» Dataset items:
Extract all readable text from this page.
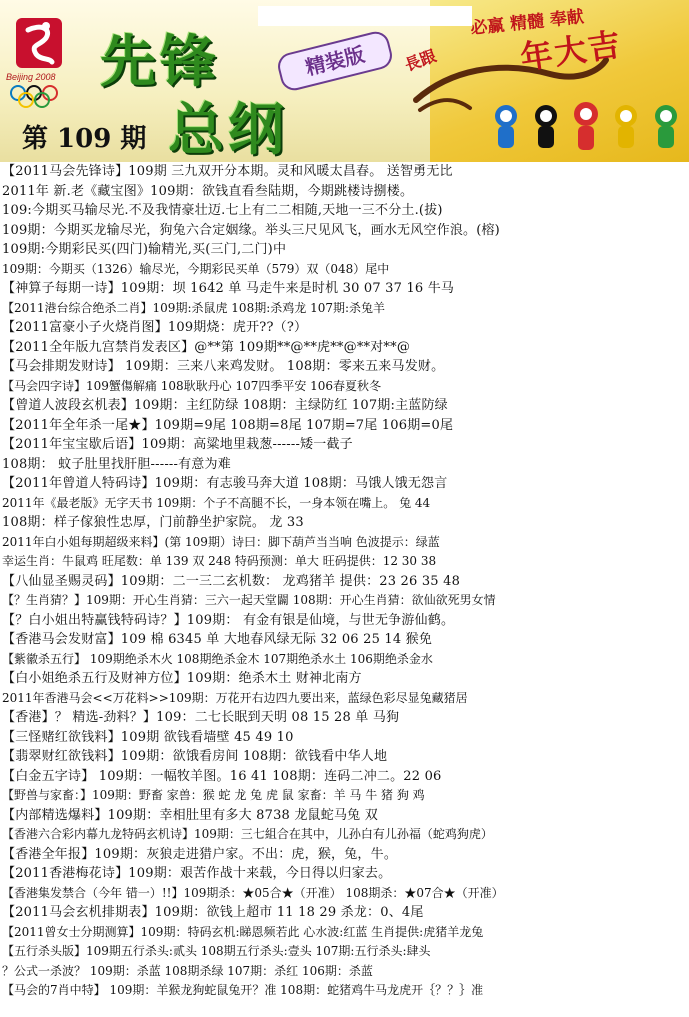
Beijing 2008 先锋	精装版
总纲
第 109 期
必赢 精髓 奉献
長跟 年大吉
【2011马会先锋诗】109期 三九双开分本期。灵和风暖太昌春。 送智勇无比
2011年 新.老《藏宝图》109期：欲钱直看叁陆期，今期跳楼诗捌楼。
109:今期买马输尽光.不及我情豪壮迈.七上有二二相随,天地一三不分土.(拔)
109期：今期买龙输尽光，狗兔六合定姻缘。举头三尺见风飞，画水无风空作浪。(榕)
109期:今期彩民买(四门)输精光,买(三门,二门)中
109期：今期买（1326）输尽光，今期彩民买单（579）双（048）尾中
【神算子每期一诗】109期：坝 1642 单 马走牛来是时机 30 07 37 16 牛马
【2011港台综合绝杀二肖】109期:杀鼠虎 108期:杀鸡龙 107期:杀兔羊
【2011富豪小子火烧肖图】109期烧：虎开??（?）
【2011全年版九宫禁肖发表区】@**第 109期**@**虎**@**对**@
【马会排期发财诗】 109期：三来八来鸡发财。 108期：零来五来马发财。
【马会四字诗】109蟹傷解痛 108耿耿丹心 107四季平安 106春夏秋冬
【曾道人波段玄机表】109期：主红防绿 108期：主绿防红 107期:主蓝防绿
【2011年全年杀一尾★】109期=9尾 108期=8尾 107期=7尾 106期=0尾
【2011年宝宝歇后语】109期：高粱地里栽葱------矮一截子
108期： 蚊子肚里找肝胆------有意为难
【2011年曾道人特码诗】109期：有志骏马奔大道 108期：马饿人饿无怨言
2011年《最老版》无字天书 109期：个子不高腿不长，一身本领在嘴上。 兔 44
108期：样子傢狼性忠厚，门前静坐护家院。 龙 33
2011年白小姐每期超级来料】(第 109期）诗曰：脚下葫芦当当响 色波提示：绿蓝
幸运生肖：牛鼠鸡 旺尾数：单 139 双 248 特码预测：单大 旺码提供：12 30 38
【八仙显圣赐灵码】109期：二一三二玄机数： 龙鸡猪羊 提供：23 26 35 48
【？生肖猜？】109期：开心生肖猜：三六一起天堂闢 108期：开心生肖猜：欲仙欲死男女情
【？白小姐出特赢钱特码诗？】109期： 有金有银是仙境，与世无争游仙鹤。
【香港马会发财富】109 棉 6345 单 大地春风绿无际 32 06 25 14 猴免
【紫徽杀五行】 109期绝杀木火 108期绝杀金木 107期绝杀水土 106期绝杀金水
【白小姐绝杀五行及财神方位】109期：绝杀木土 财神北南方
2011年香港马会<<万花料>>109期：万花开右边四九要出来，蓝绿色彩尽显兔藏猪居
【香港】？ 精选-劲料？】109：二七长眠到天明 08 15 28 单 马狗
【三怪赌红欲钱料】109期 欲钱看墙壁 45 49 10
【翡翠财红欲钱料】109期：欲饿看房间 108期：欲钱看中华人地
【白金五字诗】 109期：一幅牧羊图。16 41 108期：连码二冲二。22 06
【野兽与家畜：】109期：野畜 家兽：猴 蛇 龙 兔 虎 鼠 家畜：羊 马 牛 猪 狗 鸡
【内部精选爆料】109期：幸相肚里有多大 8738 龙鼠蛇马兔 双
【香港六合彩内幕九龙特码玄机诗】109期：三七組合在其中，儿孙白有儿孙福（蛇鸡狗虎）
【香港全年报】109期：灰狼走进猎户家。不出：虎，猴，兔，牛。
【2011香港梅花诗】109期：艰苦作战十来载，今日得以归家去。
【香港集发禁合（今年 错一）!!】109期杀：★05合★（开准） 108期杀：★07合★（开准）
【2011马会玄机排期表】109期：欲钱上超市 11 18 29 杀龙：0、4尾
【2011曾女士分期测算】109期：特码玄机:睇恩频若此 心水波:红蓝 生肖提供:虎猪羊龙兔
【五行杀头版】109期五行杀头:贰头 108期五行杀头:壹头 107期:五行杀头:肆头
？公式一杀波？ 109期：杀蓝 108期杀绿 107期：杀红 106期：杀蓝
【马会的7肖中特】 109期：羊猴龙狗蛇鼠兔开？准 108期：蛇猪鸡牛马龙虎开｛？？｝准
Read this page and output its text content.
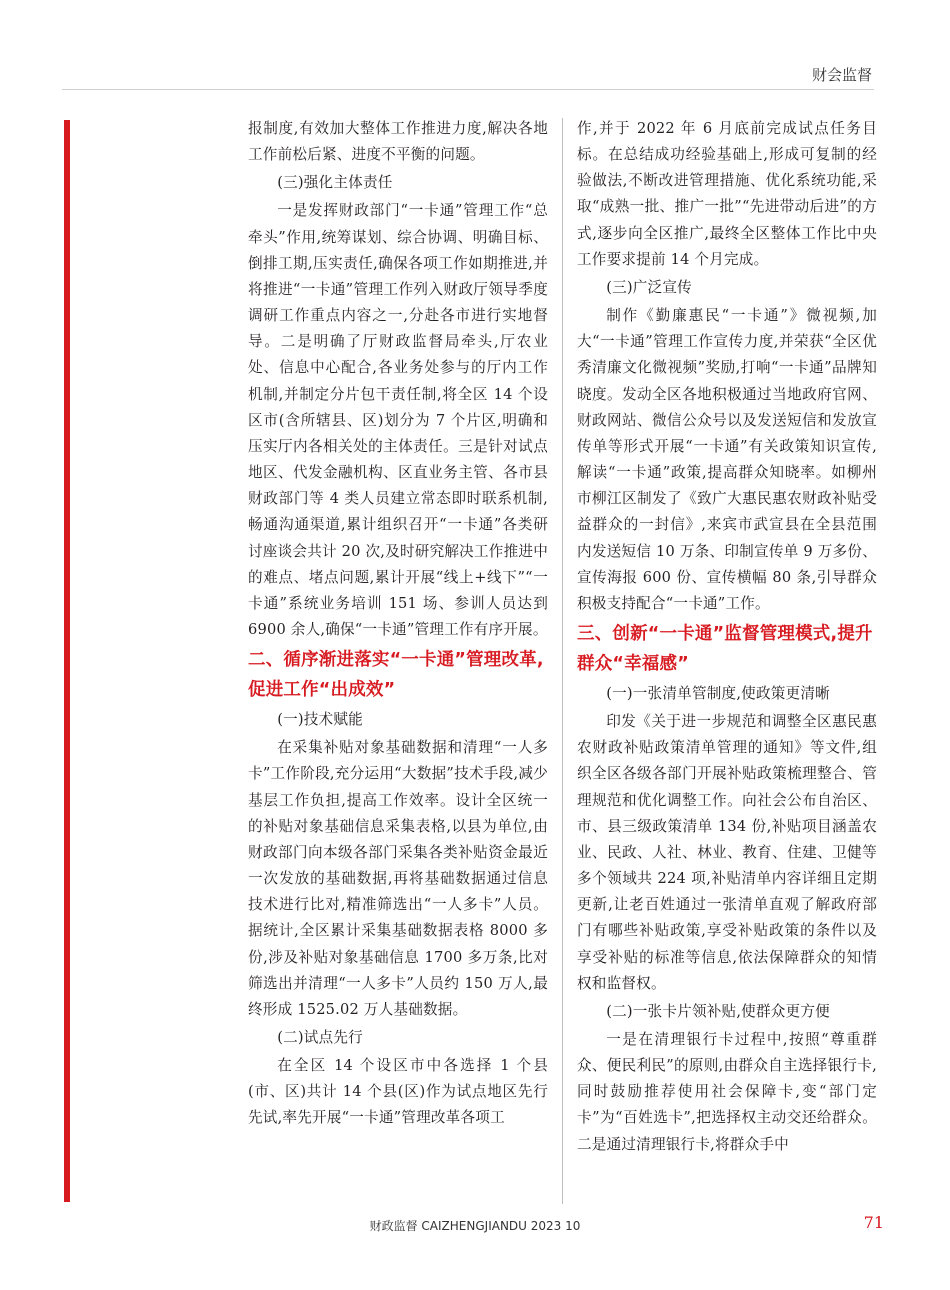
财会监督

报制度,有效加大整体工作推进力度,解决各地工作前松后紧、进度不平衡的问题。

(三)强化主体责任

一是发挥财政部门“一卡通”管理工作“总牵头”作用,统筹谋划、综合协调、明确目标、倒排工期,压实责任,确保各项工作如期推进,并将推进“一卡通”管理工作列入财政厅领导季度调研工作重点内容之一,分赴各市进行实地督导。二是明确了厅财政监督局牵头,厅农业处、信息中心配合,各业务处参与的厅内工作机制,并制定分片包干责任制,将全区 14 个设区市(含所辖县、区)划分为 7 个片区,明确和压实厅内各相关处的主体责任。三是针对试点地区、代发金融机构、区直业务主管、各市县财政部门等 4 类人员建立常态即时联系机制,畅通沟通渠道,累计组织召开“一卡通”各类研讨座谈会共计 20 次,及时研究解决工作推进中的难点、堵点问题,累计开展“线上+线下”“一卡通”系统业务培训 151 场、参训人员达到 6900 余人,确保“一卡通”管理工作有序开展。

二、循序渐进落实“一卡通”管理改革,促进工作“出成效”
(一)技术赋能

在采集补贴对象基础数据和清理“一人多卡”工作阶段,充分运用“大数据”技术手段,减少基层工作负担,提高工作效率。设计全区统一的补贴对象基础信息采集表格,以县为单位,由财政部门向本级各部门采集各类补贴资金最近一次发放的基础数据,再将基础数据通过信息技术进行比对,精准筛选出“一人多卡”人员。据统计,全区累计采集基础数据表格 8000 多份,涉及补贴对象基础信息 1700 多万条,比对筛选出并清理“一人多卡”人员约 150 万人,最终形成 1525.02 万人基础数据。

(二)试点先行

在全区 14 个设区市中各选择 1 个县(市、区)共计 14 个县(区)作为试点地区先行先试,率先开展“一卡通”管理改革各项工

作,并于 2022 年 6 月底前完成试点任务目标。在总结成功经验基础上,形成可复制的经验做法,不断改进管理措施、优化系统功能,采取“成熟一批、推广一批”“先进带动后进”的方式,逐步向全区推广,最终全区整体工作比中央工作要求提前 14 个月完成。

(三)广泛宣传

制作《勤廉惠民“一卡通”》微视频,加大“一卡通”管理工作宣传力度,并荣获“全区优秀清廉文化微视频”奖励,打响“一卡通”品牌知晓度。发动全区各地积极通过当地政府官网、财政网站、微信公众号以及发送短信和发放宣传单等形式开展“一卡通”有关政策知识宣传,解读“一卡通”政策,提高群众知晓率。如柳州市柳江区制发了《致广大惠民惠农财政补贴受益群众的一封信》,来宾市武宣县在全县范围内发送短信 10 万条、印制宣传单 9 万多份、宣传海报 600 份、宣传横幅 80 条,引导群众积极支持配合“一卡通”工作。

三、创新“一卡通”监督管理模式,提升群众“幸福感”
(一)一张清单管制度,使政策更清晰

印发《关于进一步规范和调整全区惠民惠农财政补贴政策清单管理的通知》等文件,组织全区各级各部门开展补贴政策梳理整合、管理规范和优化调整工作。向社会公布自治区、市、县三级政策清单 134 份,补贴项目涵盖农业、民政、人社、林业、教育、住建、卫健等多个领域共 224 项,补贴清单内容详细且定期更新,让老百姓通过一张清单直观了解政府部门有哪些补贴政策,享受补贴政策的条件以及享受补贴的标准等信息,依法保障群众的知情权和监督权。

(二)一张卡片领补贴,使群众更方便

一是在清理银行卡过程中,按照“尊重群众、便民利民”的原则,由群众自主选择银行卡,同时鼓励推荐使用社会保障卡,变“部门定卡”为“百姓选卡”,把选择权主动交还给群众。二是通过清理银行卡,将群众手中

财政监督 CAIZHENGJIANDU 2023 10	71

» TASK GOAL: Transcribe every record above exactly as written, leaving out any pictures.

» COMPLETED TASK:
Extract all readable text from this page.
Beijing 2008 先锋	精装版
总纲
第 109 期
必赢 精髓 奉献
長跟 年大吉
【2011马会先锋诗】109期 三九双开分本期。灵和风暖太昌春。 送智勇无比
2011年 新.老《藏宝图》109期：欲钱直看叁陆期，今期跳楼诗捌楼。
109:今期买马输尽光.不及我情豪壮迈.七上有二二相随,天地一三不分土.(拔)
109期：今期买龙输尽光，狗兔六合定姻缘。举头三尺见风飞，画水无风空作浪。(榕)
109期:今期彩民买(四门)输精光,买(三门,二门)中
109期：今期买（1326）输尽光，今期彩民买单（579）双（048）尾中
【神算子每期一诗】109期：坝 1642 单 马走牛来是时机 30 07 37 16 牛马
【2011港台综合绝杀二肖】109期:杀鼠虎 108期:杀鸡龙 107期:杀兔羊
【2011富豪小子火烧肖图】109期烧：虎开??（?）
【2011全年版九宫禁肖发表区】@**第 109期**@**虎**@**对**@
【马会排期发财诗】 109期：三来八来鸡发财。 108期：零来五来马发财。
【马会四字诗】109蟹傷解痛 108耿耿丹心 107四季平安 106春夏秋冬
【曾道人波段玄机表】109期：主红防绿 108期：主绿防红 107期:主蓝防绿
【2011年全年杀一尾★】109期=9尾 108期=8尾 107期=7尾 106期=0尾
【2011年宝宝歇后语】109期：高粱地里栽葱------矮一截子
108期： 蚊子肚里找肝胆------有意为难
【2011年曾道人特码诗】109期：有志骏马奔大道 108期：马饿人饿无怨言
2011年《最老版》无字天书 109期：个子不高腿不长，一身本领在嘴上。 兔 44
108期：样子傢狼性忠厚，门前静坐护家院。 龙 33
2011年白小姐每期超级来料】(第 109期）诗曰：脚下葫芦当当响 色波提示：绿蓝
幸运生肖：牛鼠鸡 旺尾数：单 139 双 248 特码预测：单大 旺码提供：12 30 38
【八仙显圣赐灵码】109期：二一三二玄机数： 龙鸡猪羊 提供：23 26 35 48
【？生肖猜？】109期：开心生肖猜：三六一起天堂闢 108期：开心生肖猜：欲仙欲死男女情
【？白小姐出特赢钱特码诗？】109期： 有金有银是仙境，与世无争游仙鹤。
【香港马会发财富】109 棉 6345 单 大地春风绿无际 32 06 25 14 猴免
【紫徽杀五行】 109期绝杀木火 108期绝杀金木 107期绝杀水土 106期绝杀金水
【白小姐绝杀五行及财神方位】109期：绝杀木土 财神北南方
2011年香港马会<<万花料>>109期：万花开右边四九要出来，蓝绿色彩尽显兔藏猪居
【香港】？ 精选-劲料？】109：二七长眠到天明 08 15 28 单 马狗
【三怪赌红欲钱料】109期 欲钱看墙壁 45 49 10
【翡翠财红欲钱料】109期：欲饿看房间 108期：欲钱看中华人地
【白金五字诗】 109期：一幅牧羊图。16 41 108期：连码二冲二。22 06
【野兽与家畜：】109期：野畜 家兽：猴 蛇 龙 兔 虎 鼠 家畜：羊 马 牛 猪 狗 鸡
【内部精选爆料】109期：幸相肚里有多大 8738 龙鼠蛇马兔 双
【香港六合彩内幕九龙特码玄机诗】109期：三七組合在其中，儿孙白有儿孙福（蛇鸡狗虎）
【香港全年报】109期：灰狼走进猎户家。不出：虎，猴，兔，牛。
【2011香港梅花诗】109期：艰苦作战十来载，今日得以归家去。
【香港集发禁合（今年 错一）!!】109期杀：★05合★（开准） 108期杀：★07合★（开准）
【2011马会玄机排期表】109期：欲钱上超市 11 18 29 杀龙：0、4尾
【2011曾女士分期测算】109期：特码玄机:睇恩频若此 心水波:红蓝 生肖提供:虎猪羊龙兔
【五行杀头版】109期五行杀头:贰头 108期五行杀头:壹头 107期:五行杀头:肆头
？公式一杀波？ 109期：杀蓝 108期杀绿 107期：杀红 106期：杀蓝
【马会的7肖中特】 109期：羊猴龙狗蛇鼠兔开？准 108期：蛇猪鸡牛马龙虎开｛？？｝准
Read this page and output its text content.
财会监督

报制度,有效加大整体工作推进力度,解决各地工作前松后紧、进度不平衡的问题。

(三)强化主体责任

一是发挥财政部门“一卡通”管理工作“总牵头”作用,统筹谋划、综合协调、明确目标、倒排工期,压实责任,确保各项工作如期推进,并将推进“一卡通”管理工作列入财政厅领导季度调研工作重点内容之一,分赴各市进行实地督导。二是明确了厅财政监督局牵头,厅农业处、信息中心配合,各业务处参与的厅内工作机制,并制定分片包干责任制,将全区 14 个设区市(含所辖县、区)划分为 7 个片区,明确和压实厅内各相关处的主体责任。三是针对试点地区、代发金融机构、区直业务主管、各市县财政部门等 4 类人员建立常态即时联系机制,畅通沟通渠道,累计组织召开“一卡通”各类研讨座谈会共计 20 次,及时研究解决工作推进中的难点、堵点问题,累计开展“线上+线下”“一卡通”系统业务培训 151 场、参训人员达到 6900 余人,确保“一卡通”管理工作有序开展。

二、循序渐进落实“一卡通”管理改革,促进工作“出成效”
(一)技术赋能

在采集补贴对象基础数据和清理“一人多卡”工作阶段,充分运用“大数据”技术手段,减少基层工作负担,提高工作效率。设计全区统一的补贴对象基础信息采集表格,以县为单位,由财政部门向本级各部门采集各类补贴资金最近一次发放的基础数据,再将基础数据通过信息技术进行比对,精准筛选出“一人多卡”人员。据统计,全区累计采集基础数据表格 8000 多份,涉及补贴对象基础信息 1700 多万条,比对筛选出并清理“一人多卡”人员约 150 万人,最终形成 1525.02 万人基础数据。

(二)试点先行

在全区 14 个设区市中各选择 1 个县(市、区)共计 14 个县(区)作为试点地区先行先试,率先开展“一卡通”管理改革各项工

作,并于 2022 年 6 月底前完成试点任务目标。在总结成功经验基础上,形成可复制的经验做法,不断改进管理措施、优化系统功能,采取“成熟一批、推广一批”“先进带动后进”的方式,逐步向全区推广,最终全区整体工作比中央工作要求提前 14 个月完成。

(三)广泛宣传

制作《勤廉惠民“一卡通”》微视频,加大“一卡通”管理工作宣传力度,并荣获“全区优秀清廉文化微视频”奖励,打响“一卡通”品牌知晓度。发动全区各地积极通过当地政府官网、财政网站、微信公众号以及发送短信和发放宣传单等形式开展“一卡通”有关政策知识宣传,解读“一卡通”政策,提高群众知晓率。如柳州市柳江区制发了《致广大惠民惠农财政补贴受益群众的一封信》,来宾市武宣县在全县范围内发送短信 10 万条、印制宣传单 9 万多份、宣传海报 600 份、宣传横幅 80 条,引导群众积极支持配合“一卡通”工作。

三、创新“一卡通”监督管理模式,提升群众“幸福感”
(一)一张清单管制度,使政策更清晰

印发《关于进一步规范和调整全区惠民惠农财政补贴政策清单管理的通知》等文件,组织全区各级各部门开展补贴政策梳理整合、管理规范和优化调整工作。向社会公布自治区、市、县三级政策清单 134 份,补贴项目涵盖农业、民政、人社、林业、教育、住建、卫健等多个领域共 224 项,补贴清单内容详细且定期更新,让老百姓通过一张清单直观了解政府部门有哪些补贴政策,享受补贴政策的条件以及享受补贴的标准等信息,依法保障群众的知情权和监督权。

(二)一张卡片领补贴,使群众更方便

一是在清理银行卡过程中,按照“尊重群众、便民利民”的原则,由群众自主选择银行卡,同时鼓励推荐使用社会保障卡,变“部门定卡”为“百姓选卡”,把选择权主动交还给群众。二是通过清理银行卡,将群众手中

财政监督 CAIZHENGJIANDU 2023 10	71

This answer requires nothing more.